• [BRIEF]:
Output the material below in its entirety, exactly as given.

++++ STORED RECORDS ++++

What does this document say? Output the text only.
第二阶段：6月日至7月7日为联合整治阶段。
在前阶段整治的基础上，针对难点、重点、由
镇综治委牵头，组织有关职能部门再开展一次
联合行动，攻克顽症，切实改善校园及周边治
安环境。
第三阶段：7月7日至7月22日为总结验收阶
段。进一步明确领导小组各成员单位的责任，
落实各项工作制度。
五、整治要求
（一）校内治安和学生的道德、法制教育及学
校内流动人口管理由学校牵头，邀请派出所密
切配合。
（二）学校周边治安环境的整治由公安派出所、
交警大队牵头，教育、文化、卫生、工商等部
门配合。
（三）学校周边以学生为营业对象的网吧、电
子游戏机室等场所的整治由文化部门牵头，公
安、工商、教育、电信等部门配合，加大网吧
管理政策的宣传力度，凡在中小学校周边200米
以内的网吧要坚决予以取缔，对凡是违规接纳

++++

• [ANSWER TO THE EXERCISE]:
What does this document say? Output the text only.
第二阶段：6月日至7月7日为联合整治阶段。
在前阶段整治的基础上，针对难点、重点、由
镇综治委牵头，组织有关职能部门再开展一次
联合行动，攻克顽症，切实改善校园及周边治
安环境。
第三阶段：7月7日至7月22日为总结验收阶
段。进一步明确领导小组各成员单位的责任，
落实各项工作制度。
五、整治要求
（一）校内治安和学生的道德、法制教育及学
校内流动人口管理由学校牵头，邀请派出所密
切配合。
（二）学校周边治安环境的整治由公安派出所、
交警大队牵头，教育、文化、卫生、工商等部
门配合。
（三）学校周边以学生为营业对象的网吧、电
子游戏机室等场所的整治由文化部门牵头，公
安、工商、教育、电信等部门配合，加大网吧
管理政策的宣传力度，凡在中小学校周边200米
以内的网吧要坚决予以取缔，对凡是违规接纳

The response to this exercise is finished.